*Problem statement*:
Find the string "debts" in the data, then copy every line where it is found.

===== Records for this exercise

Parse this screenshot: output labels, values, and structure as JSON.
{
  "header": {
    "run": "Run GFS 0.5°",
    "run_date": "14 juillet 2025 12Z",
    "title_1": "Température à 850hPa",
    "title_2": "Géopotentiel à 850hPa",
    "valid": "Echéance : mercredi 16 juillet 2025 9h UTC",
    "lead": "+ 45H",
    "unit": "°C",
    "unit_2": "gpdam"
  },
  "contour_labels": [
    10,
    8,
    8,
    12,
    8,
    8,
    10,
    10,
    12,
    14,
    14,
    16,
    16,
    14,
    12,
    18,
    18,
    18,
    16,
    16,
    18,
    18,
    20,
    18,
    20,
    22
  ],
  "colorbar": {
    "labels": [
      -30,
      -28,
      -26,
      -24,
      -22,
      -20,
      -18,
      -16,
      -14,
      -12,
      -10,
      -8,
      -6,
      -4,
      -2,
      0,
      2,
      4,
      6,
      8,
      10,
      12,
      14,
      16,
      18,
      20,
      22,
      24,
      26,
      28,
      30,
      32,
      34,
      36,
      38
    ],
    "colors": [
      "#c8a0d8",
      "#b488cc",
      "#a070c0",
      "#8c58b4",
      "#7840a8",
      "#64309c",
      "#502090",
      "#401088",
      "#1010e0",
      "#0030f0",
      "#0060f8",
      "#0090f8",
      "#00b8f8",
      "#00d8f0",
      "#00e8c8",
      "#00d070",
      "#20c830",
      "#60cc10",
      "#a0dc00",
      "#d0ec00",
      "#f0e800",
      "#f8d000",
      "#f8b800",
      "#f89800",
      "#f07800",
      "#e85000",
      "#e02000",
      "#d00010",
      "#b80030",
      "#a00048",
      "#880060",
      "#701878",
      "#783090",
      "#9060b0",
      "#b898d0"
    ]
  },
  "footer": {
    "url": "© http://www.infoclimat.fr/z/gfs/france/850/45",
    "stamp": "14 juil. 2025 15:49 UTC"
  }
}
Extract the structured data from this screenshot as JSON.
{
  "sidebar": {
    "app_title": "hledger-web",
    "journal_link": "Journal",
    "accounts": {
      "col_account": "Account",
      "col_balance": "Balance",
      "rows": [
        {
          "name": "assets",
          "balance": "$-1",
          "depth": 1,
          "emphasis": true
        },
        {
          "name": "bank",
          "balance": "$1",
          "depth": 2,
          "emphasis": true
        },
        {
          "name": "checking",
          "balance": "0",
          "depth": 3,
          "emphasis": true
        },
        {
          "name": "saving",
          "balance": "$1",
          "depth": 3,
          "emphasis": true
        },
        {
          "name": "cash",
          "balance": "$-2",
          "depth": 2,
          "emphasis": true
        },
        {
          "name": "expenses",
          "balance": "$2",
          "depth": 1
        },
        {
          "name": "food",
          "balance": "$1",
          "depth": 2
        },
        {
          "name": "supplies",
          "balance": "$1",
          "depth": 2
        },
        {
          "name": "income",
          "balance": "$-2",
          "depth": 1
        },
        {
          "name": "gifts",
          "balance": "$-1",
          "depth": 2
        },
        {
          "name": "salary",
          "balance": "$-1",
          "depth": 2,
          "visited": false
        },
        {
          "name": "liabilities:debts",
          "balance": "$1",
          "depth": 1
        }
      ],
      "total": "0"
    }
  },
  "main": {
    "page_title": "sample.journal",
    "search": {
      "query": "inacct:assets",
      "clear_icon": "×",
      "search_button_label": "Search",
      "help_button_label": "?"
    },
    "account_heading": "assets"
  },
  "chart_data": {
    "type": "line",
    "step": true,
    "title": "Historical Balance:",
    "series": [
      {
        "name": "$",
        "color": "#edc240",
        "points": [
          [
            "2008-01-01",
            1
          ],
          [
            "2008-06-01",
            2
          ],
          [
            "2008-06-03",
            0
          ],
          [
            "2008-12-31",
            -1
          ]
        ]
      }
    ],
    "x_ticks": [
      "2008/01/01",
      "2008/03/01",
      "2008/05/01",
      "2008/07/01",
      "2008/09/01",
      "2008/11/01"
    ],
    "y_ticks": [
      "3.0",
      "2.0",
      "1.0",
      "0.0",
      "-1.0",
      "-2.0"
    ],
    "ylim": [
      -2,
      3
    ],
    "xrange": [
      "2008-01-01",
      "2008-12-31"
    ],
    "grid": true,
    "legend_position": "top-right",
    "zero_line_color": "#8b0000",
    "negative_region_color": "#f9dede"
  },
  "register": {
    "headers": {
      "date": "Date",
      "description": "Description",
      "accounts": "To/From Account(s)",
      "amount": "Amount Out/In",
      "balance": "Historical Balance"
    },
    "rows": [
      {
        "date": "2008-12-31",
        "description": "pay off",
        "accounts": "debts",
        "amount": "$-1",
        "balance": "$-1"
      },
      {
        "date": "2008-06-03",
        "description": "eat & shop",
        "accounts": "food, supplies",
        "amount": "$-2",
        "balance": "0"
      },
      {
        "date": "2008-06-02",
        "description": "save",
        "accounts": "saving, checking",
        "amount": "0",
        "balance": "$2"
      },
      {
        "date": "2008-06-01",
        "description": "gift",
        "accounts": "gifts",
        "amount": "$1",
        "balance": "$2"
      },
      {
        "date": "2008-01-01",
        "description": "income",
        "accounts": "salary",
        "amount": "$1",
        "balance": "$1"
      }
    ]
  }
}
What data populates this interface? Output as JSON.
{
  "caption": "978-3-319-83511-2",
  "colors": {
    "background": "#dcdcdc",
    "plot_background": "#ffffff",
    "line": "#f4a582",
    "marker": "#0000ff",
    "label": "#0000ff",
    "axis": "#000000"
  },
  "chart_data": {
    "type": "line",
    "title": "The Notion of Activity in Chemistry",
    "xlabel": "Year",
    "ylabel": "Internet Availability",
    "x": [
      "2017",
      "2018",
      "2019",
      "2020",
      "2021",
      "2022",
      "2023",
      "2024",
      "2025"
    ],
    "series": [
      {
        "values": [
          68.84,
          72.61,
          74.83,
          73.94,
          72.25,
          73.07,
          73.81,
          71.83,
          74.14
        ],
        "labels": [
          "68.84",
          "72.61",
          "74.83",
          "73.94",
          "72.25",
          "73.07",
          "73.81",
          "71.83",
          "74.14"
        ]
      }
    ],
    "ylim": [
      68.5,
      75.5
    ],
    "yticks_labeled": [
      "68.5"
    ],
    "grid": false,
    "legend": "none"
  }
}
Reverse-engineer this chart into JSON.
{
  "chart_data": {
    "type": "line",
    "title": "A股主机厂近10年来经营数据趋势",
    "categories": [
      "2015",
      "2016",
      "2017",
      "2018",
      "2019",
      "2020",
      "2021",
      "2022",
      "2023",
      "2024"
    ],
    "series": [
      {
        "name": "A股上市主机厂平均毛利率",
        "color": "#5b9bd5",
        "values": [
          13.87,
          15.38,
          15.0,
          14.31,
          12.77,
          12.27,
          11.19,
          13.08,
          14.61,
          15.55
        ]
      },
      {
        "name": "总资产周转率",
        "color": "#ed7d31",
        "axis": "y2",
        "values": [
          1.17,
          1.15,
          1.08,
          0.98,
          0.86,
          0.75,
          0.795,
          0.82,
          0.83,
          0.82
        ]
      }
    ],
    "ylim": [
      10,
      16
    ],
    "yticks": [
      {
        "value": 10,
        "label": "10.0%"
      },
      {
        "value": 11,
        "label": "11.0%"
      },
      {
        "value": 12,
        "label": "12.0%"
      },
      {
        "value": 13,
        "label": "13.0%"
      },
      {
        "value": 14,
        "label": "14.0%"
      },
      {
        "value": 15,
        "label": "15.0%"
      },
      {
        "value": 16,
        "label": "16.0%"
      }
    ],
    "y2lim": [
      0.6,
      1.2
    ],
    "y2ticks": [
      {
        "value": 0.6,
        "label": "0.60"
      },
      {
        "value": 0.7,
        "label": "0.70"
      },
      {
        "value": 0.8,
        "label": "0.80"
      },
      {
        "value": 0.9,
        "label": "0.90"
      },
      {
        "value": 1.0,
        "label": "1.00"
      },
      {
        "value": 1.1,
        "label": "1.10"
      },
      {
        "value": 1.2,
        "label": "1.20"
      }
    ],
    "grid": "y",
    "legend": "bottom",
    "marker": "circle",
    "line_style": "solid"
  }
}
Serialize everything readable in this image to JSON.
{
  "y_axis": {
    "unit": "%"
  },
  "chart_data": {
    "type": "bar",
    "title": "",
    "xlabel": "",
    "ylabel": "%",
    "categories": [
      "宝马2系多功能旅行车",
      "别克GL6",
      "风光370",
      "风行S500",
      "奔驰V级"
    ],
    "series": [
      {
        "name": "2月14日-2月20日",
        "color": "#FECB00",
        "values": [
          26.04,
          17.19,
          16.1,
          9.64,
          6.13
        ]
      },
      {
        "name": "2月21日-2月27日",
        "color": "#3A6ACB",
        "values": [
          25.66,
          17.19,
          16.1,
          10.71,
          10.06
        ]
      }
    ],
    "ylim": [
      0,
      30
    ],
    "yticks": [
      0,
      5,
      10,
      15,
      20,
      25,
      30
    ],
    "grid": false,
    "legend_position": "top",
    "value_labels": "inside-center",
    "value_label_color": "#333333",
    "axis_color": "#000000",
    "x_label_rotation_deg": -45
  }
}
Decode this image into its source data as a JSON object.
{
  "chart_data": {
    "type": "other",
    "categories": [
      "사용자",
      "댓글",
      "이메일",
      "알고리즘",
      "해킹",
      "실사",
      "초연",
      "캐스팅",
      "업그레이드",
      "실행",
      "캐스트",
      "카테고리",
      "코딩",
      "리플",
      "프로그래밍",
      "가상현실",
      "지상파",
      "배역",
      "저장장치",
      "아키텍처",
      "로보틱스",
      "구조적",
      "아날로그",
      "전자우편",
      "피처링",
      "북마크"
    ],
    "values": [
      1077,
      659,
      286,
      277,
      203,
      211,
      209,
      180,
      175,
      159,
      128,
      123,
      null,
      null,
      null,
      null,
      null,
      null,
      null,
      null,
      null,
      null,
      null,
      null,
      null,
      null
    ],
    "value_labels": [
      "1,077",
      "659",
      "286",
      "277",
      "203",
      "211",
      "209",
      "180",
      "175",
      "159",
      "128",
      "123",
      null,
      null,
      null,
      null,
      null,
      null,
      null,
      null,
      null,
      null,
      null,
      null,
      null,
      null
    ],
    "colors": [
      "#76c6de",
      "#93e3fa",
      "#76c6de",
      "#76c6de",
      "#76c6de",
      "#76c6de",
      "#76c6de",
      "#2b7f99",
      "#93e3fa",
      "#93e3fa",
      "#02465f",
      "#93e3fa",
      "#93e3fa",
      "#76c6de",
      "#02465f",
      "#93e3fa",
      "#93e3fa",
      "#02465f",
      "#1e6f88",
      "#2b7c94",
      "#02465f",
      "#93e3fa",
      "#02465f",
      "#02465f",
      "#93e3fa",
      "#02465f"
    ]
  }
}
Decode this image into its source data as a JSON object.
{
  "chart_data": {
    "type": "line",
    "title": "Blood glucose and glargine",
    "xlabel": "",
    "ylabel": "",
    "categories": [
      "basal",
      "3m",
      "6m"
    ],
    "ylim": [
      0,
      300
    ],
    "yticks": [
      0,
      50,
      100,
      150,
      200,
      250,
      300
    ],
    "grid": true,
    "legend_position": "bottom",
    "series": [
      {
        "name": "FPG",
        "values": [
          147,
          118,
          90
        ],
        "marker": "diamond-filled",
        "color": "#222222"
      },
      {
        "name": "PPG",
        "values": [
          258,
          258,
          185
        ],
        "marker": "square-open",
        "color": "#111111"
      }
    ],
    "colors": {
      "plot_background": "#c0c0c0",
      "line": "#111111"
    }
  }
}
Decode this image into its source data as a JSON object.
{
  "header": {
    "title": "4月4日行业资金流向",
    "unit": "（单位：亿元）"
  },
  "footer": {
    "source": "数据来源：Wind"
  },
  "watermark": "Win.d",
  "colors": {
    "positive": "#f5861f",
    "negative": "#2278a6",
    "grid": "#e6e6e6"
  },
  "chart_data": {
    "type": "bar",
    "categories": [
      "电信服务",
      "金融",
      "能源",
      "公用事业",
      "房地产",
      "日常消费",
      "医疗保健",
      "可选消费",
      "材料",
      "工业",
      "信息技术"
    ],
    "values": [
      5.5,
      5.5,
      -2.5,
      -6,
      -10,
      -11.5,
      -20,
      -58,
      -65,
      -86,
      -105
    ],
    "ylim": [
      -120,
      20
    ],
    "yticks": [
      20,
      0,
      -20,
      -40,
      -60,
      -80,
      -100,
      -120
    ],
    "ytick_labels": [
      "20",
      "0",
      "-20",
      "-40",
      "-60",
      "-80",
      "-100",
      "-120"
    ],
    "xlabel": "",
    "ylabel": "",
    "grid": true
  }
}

==========

*Solution for this exercise*:
          "name": "liabilities:debts",
        "accounts": "debts",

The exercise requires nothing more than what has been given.